## Exercise prompt
Reproduce every one of the entries below verbatim, line for line, and leave the pictures out.
━━━━━━━━
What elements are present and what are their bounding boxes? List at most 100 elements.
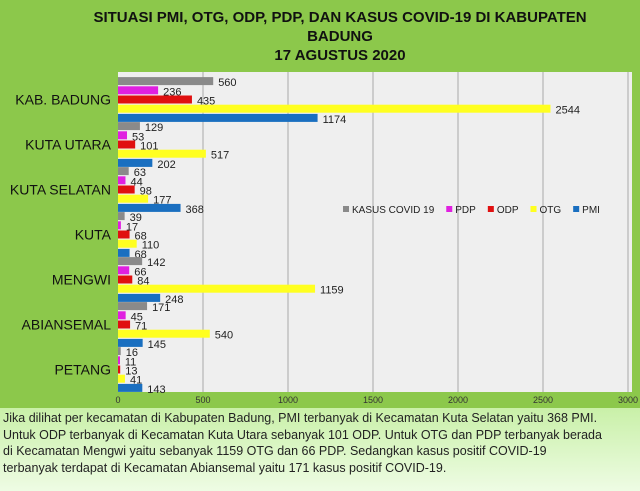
x-tick-label: 0 [115, 395, 120, 405]
data-label: 71 [135, 321, 147, 333]
x-tick-label: 2500 [533, 395, 553, 405]
bar-pmi [118, 158, 153, 167]
bar-kasus-covid-19 [118, 212, 125, 221]
data-label: 2544 [555, 105, 579, 117]
bar-otg [118, 239, 137, 248]
data-label: 236 [163, 86, 181, 98]
bar-otg [118, 149, 206, 158]
data-label: 1159 [320, 285, 344, 297]
data-label: 53 [132, 131, 144, 143]
data-label: 11 [125, 356, 136, 368]
x-tick-label: 500 [195, 395, 210, 405]
data-label: 177 [153, 195, 171, 207]
bar-otg [118, 284, 316, 293]
bar-odp [118, 365, 121, 374]
data-label: 16 [126, 347, 138, 359]
data-label: 68 [135, 231, 147, 243]
data-label: 540 [215, 330, 233, 342]
legend-swatch [487, 206, 494, 212]
bar-pmi [118, 293, 161, 302]
caption-line: Untuk ODP terbanyak di Kecamatan Kuta Ut… [3, 427, 602, 442]
bar-chart: 0 500 1000 1500 2000 2500 3000 KAB. BADUNG 560 23… [10, 72, 638, 405]
category-label: KUTA [75, 227, 112, 243]
chart-title: SITUASI PMI, OTG, ODP, PDP, DAN KASUS CO… [60, 8, 620, 65]
bar-odp [118, 230, 130, 239]
legend-swatch [446, 206, 453, 212]
category-label: KAB. BADUNG [15, 92, 111, 108]
bar-odp [118, 140, 136, 149]
category-label: MENGWI [52, 272, 111, 288]
bar-odp [118, 185, 135, 194]
bar-pdp [118, 311, 126, 320]
subtitle-text: 17 AGUSTUS 2020 [274, 47, 406, 64]
legend-swatch [530, 206, 537, 212]
data-label: 84 [137, 276, 149, 288]
category-label: ABIANSEMAL [22, 317, 112, 333]
data-label: 248 [165, 294, 183, 306]
bar-kasus-covid-19 [118, 167, 129, 176]
x-tick-label: 1500 [363, 395, 383, 405]
bar-pdp [118, 221, 121, 230]
data-label: 435 [197, 96, 215, 108]
data-label: 171 [152, 302, 170, 314]
bar-odp [118, 275, 133, 284]
bar-pmi [118, 113, 318, 122]
bar-otg [118, 194, 149, 203]
bar-odp [118, 320, 131, 329]
data-label: 98 [140, 186, 152, 198]
data-label: 129 [145, 122, 163, 134]
bar-pmi [118, 338, 143, 347]
bar-kasus-covid-19 [118, 77, 214, 86]
data-label: 66 [134, 266, 146, 278]
bar-pdp [118, 356, 120, 365]
bar-otg [118, 329, 210, 338]
legend-label: ODP [497, 205, 519, 216]
data-label: 110 [142, 240, 160, 252]
bar-otg [118, 104, 551, 113]
bar-kasus-covid-19 [118, 122, 140, 131]
x-tick-label: 1000 [278, 395, 298, 405]
legend-label: PDP [455, 205, 476, 216]
bar-odp [118, 95, 192, 104]
data-label: 101 [140, 141, 158, 153]
caption-line: di Kecamatan Mengwi yaitu sebanyak 1159 … [3, 444, 547, 458]
data-label: 145 [148, 339, 166, 351]
data-label: 17 [126, 221, 138, 233]
bar-otg [118, 374, 125, 383]
plot-area [118, 72, 632, 392]
data-label: 560 [218, 77, 236, 89]
x-tick-label: 3000 [618, 395, 638, 405]
category-label: KUTA SELATAN [10, 182, 111, 198]
data-label: 142 [147, 257, 165, 269]
data-label: 13 [125, 366, 137, 378]
x-tick-label: 2000 [448, 395, 468, 405]
category-label: PETANG [54, 362, 111, 378]
data-label: 63 [134, 167, 146, 179]
caption: Jika dilihat per kecamatan di Kabupaten … [0, 408, 640, 491]
data-label: 41 [130, 375, 142, 387]
bar-kasus-covid-19 [118, 302, 148, 311]
bar-pdp [118, 86, 159, 95]
legend-swatch [573, 206, 580, 212]
data-label: 1174 [323, 114, 347, 126]
data-label: 517 [211, 150, 229, 162]
legend-swatch [343, 206, 349, 212]
bar-pmi [118, 248, 130, 257]
category-label: KUTA UTARA [25, 137, 111, 153]
data-label: 44 [130, 176, 142, 188]
caption-line: terbanyak terdapat di Kecamatan Abiansem… [3, 460, 447, 475]
data-label: 143 [147, 384, 165, 396]
data-label: 368 [186, 204, 204, 216]
title-text: SITUASI PMI, OTG, ODP, PDP, DAN KASUS CO… [93, 9, 587, 45]
bar-kasus-covid-19 [118, 347, 121, 356]
bar-pmi [118, 203, 181, 212]
bar-pdp [118, 176, 126, 185]
caption-line: Jika dilihat per kecamatan di Kabupaten … [3, 411, 598, 425]
data-label: 45 [131, 311, 143, 323]
data-label: 202 [157, 159, 175, 171]
bar-kasus-covid-19 [118, 257, 143, 266]
legend-label: OTG [540, 205, 562, 216]
bar-pdp [118, 131, 128, 140]
legend-label: KASUS COVID 19 [352, 205, 435, 216]
legend-label: PMI [582, 205, 600, 216]
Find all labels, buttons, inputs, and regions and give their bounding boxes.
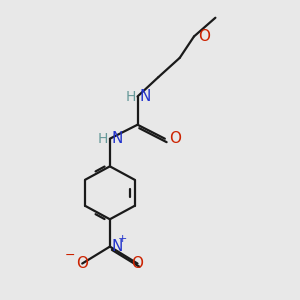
━━━━━━━━
## Worked solution
What elements are present and what are their bounding boxes? List at most 100 elements.
x-tick-label: 0 [115, 395, 120, 405]
data-label: 71 [135, 321, 147, 333]
x-tick-label: 2500 [533, 395, 553, 405]
bar-pmi [118, 158, 153, 167]
bar-kasus-covid-19 [118, 212, 125, 221]
data-label: 2544 [555, 105, 579, 117]
bar-otg [118, 239, 137, 248]
data-label: 236 [163, 86, 181, 98]
bar-otg [118, 149, 206, 158]
data-label: 1159 [320, 285, 344, 297]
data-label: 53 [132, 131, 144, 143]
data-label: 11 [125, 356, 136, 368]
x-tick-label: 500 [195, 395, 210, 405]
data-label: 177 [153, 195, 171, 207]
bar-otg [118, 284, 316, 293]
bar-odp [118, 365, 121, 374]
data-label: 16 [126, 347, 138, 359]
data-label: 68 [135, 231, 147, 243]
data-label: 540 [215, 330, 233, 342]
legend-swatch [487, 206, 494, 212]
bar-pmi [118, 293, 161, 302]
caption-line: Untuk ODP terbanyak di Kecamatan Kuta Ut… [3, 427, 602, 442]
bar-chart: 0 500 1000 1500 2000 2500 3000 KAB. BADUNG 560 23… [10, 72, 638, 405]
category-label: KUTA [75, 227, 112, 243]
chart-title: SITUASI PMI, OTG, ODP, PDP, DAN KASUS CO… [60, 8, 620, 65]
bar-odp [118, 230, 130, 239]
legend-swatch [446, 206, 453, 212]
category-label: KAB. BADUNG [15, 92, 111, 108]
bar-odp [118, 140, 136, 149]
category-label: MENGWI [52, 272, 111, 288]
bar-odp [118, 185, 135, 194]
bar-pdp [118, 311, 126, 320]
subtitle-text: 17 AGUSTUS 2020 [274, 47, 406, 64]
legend-swatch [530, 206, 537, 212]
data-label: 84 [137, 276, 149, 288]
category-label: ABIANSEMAL [22, 317, 112, 333]
data-label: 248 [165, 294, 183, 306]
bar-kasus-covid-19 [118, 167, 129, 176]
x-tick-label: 1500 [363, 395, 383, 405]
bar-pdp [118, 221, 121, 230]
data-label: 435 [197, 96, 215, 108]
data-label: 171 [152, 302, 170, 314]
bar-odp [118, 275, 133, 284]
bar-pmi [118, 113, 318, 122]
bar-otg [118, 194, 149, 203]
bar-odp [118, 320, 131, 329]
data-label: 98 [140, 186, 152, 198]
data-label: 129 [145, 122, 163, 134]
bar-pmi [118, 338, 143, 347]
bar-kasus-covid-19 [118, 77, 214, 86]
data-label: 66 [134, 266, 146, 278]
bar-pdp [118, 356, 120, 365]
bar-otg [118, 329, 210, 338]
legend-label: ODP [497, 205, 519, 216]
data-label: 110 [142, 240, 160, 252]
bar-otg [118, 104, 551, 113]
bar-kasus-covid-19 [118, 122, 140, 131]
x-tick-label: 1000 [278, 395, 298, 405]
legend-label: PDP [455, 205, 476, 216]
bar-odp [118, 95, 192, 104]
data-label: 101 [140, 141, 158, 153]
caption-line: di Kecamatan Mengwi yaitu sebanyak 1159 … [3, 444, 547, 458]
data-label: 145 [148, 339, 166, 351]
data-label: 17 [126, 221, 138, 233]
bar-otg [118, 374, 125, 383]
plot-area [118, 72, 632, 392]
data-label: 560 [218, 77, 236, 89]
x-tick-label: 3000 [618, 395, 638, 405]
category-label: KUTA SELATAN [10, 182, 111, 198]
data-label: 142 [147, 257, 165, 269]
data-label: 13 [125, 366, 137, 378]
x-tick-label: 2000 [448, 395, 468, 405]
category-label: PETANG [54, 362, 111, 378]
data-label: 63 [134, 167, 146, 179]
caption: Jika dilihat per kecamatan di Kabupaten … [0, 408, 640, 491]
data-label: 41 [130, 375, 142, 387]
bar-kasus-covid-19 [118, 302, 148, 311]
bar-pdp [118, 86, 159, 95]
legend-swatch [573, 206, 580, 212]
data-label: 1174 [323, 114, 347, 126]
data-label: 517 [211, 150, 229, 162]
legend-swatch [343, 206, 349, 212]
bar-pmi [118, 248, 130, 257]
category-label: KUTA UTARA [25, 137, 111, 153]
data-label: 44 [130, 176, 142, 188]
caption-line: terbanyak terdapat di Kecamatan Abiansem… [3, 460, 447, 475]
data-label: 143 [147, 384, 165, 396]
data-label: 368 [186, 204, 204, 216]
title-text: SITUASI PMI, OTG, ODP, PDP, DAN KASUS CO… [93, 9, 587, 45]
bar-kasus-covid-19 [118, 347, 121, 356]
bar-pmi [118, 203, 181, 212]
bar-pdp [118, 176, 126, 185]
caption-line: Jika dilihat per kecamatan di Kabupaten … [3, 411, 598, 425]
data-label: 45 [131, 311, 143, 323]
data-label: 202 [157, 159, 175, 171]
bar-kasus-covid-19 [118, 257, 143, 266]
legend-label: OTG [540, 205, 562, 216]
bar-pdp [118, 131, 128, 140]
legend-label: KASUS COVID 19 [352, 205, 435, 216]
legend-label: PMI [582, 205, 600, 216]
Find all labels, buttons, inputs, and regions and give their bounding boxes.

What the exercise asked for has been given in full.